» **What is needed**
Give the records back in full, exactly as they read.
═══
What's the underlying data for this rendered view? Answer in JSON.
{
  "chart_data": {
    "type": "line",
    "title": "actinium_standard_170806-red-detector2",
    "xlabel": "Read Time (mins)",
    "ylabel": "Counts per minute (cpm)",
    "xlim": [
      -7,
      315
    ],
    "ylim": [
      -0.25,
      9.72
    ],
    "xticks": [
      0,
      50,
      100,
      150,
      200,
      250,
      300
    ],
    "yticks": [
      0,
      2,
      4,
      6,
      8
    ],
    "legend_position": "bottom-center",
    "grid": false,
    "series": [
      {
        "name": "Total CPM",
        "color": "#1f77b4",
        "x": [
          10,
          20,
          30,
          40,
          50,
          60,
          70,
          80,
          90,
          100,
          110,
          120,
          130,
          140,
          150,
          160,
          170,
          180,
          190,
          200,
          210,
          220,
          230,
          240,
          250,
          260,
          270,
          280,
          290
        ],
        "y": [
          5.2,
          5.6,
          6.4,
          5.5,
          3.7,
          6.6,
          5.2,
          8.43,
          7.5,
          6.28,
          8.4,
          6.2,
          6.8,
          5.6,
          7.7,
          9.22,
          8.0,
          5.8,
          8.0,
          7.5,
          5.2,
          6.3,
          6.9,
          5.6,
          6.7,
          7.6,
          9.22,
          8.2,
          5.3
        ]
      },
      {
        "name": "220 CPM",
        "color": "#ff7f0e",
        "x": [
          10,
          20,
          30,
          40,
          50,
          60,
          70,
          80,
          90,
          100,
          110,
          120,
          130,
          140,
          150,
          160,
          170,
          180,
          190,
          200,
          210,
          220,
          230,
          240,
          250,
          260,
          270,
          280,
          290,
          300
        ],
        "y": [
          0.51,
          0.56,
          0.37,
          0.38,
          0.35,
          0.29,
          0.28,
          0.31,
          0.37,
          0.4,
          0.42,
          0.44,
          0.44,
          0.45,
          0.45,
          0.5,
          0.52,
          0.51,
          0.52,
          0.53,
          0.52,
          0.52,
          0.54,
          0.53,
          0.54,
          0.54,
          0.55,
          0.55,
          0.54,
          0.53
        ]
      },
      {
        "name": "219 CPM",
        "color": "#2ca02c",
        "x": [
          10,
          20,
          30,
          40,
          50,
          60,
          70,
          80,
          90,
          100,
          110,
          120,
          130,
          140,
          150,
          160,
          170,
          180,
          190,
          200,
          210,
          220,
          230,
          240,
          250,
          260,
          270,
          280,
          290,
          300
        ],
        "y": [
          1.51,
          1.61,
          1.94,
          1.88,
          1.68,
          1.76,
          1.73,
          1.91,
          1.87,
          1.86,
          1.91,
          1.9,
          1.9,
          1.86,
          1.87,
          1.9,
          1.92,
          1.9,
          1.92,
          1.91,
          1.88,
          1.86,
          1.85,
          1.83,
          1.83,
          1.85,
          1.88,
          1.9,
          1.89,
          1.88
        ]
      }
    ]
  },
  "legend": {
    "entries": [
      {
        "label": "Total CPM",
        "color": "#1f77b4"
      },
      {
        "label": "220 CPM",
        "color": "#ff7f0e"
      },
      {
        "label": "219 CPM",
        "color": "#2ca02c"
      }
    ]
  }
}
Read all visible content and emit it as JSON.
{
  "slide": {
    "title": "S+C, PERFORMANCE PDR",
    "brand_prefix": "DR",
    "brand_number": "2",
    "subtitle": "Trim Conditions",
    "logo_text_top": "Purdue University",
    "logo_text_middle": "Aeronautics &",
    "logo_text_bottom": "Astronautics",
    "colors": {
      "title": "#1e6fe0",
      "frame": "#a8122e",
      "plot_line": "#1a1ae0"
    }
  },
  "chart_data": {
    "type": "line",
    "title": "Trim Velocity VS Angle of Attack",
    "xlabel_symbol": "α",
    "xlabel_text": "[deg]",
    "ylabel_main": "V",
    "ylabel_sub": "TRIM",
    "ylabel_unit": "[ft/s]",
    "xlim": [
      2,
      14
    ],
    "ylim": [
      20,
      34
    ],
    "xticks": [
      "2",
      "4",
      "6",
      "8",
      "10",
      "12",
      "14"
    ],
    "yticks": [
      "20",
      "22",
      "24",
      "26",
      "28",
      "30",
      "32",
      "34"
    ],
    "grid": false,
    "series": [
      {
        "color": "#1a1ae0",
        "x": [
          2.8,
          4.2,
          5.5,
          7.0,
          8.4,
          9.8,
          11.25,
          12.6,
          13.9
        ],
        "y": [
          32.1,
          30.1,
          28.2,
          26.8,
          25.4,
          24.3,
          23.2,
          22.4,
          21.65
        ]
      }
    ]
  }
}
═══
» **Answer**
What's the underlying data for this rendered view? Answer in JSON.
{
  "chart_data": {
    "type": "line",
    "title": "actinium_standard_170806-red-detector2",
    "xlabel": "Read Time (mins)",
    "ylabel": "Counts per minute (cpm)",
    "xlim": [
      -7,
      315
    ],
    "ylim": [
      -0.25,
      9.72
    ],
    "xticks": [
      0,
      50,
      100,
      150,
      200,
      250,
      300
    ],
    "yticks": [
      0,
      2,
      4,
      6,
      8
    ],
    "legend_position": "bottom-center",
    "grid": false,
    "series": [
      {
        "name": "Total CPM",
        "color": "#1f77b4",
        "x": [
          10,
          20,
          30,
          40,
          50,
          60,
          70,
          80,
          90,
          100,
          110,
          120,
          130,
          140,
          150,
          160,
          170,
          180,
          190,
          200,
          210,
          220,
          230,
          240,
          250,
          260,
          270,
          280,
          290
        ],
        "y": [
          5.2,
          5.6,
          6.4,
          5.5,
          3.7,
          6.6,
          5.2,
          8.43,
          7.5,
          6.28,
          8.4,
          6.2,
          6.8,
          5.6,
          7.7,
          9.22,
          8.0,
          5.8,
          8.0,
          7.5,
          5.2,
          6.3,
          6.9,
          5.6,
          6.7,
          7.6,
          9.22,
          8.2,
          5.3
        ]
      },
      {
        "name": "220 CPM",
        "color": "#ff7f0e",
        "x": [
          10,
          20,
          30,
          40,
          50,
          60,
          70,
          80,
          90,
          100,
          110,
          120,
          130,
          140,
          150,
          160,
          170,
          180,
          190,
          200,
          210,
          220,
          230,
          240,
          250,
          260,
          270,
          280,
          290,
          300
        ],
        "y": [
          0.51,
          0.56,
          0.37,
          0.38,
          0.35,
          0.29,
          0.28,
          0.31,
          0.37,
          0.4,
          0.42,
          0.44,
          0.44,
          0.45,
          0.45,
          0.5,
          0.52,
          0.51,
          0.52,
          0.53,
          0.52,
          0.52,
          0.54,
          0.53,
          0.54,
          0.54,
          0.55,
          0.55,
          0.54,
          0.53
        ]
      },
      {
        "name": "219 CPM",
        "color": "#2ca02c",
        "x": [
          10,
          20,
          30,
          40,
          50,
          60,
          70,
          80,
          90,
          100,
          110,
          120,
          130,
          140,
          150,
          160,
          170,
          180,
          190,
          200,
          210,
          220,
          230,
          240,
          250,
          260,
          270,
          280,
          290,
          300
        ],
        "y": [
          1.51,
          1.61,
          1.94,
          1.88,
          1.68,
          1.76,
          1.73,
          1.91,
          1.87,
          1.86,
          1.91,
          1.9,
          1.9,
          1.86,
          1.87,
          1.9,
          1.92,
          1.9,
          1.92,
          1.91,
          1.88,
          1.86,
          1.85,
          1.83,
          1.83,
          1.85,
          1.88,
          1.9,
          1.89,
          1.88
        ]
      }
    ]
  },
  "legend": {
    "entries": [
      {
        "label": "Total CPM",
        "color": "#1f77b4"
      },
      {
        "label": "220 CPM",
        "color": "#ff7f0e"
      },
      {
        "label": "219 CPM",
        "color": "#2ca02c"
      }
    ]
  }
}
Read all visible content and emit it as JSON.
{
  "slide": {
    "title": "S+C, PERFORMANCE PDR",
    "brand_prefix": "DR",
    "brand_number": "2",
    "subtitle": "Trim Conditions",
    "logo_text_top": "Purdue University",
    "logo_text_middle": "Aeronautics &",
    "logo_text_bottom": "Astronautics",
    "colors": {
      "title": "#1e6fe0",
      "frame": "#a8122e",
      "plot_line": "#1a1ae0"
    }
  },
  "chart_data": {
    "type": "line",
    "title": "Trim Velocity VS Angle of Attack",
    "xlabel_symbol": "α",
    "xlabel_text": "[deg]",
    "ylabel_main": "V",
    "ylabel_sub": "TRIM",
    "ylabel_unit": "[ft/s]",
    "xlim": [
      2,
      14
    ],
    "ylim": [
      20,
      34
    ],
    "xticks": [
      "2",
      "4",
      "6",
      "8",
      "10",
      "12",
      "14"
    ],
    "yticks": [
      "20",
      "22",
      "24",
      "26",
      "28",
      "30",
      "32",
      "34"
    ],
    "grid": false,
    "series": [
      {
        "color": "#1a1ae0",
        "x": [
          2.8,
          4.2,
          5.5,
          7.0,
          8.4,
          9.8,
          11.25,
          12.6,
          13.9
        ],
        "y": [
          32.1,
          30.1,
          28.2,
          26.8,
          25.4,
          24.3,
          23.2,
          22.4,
          21.65
        ]
      }
    ]
  }
}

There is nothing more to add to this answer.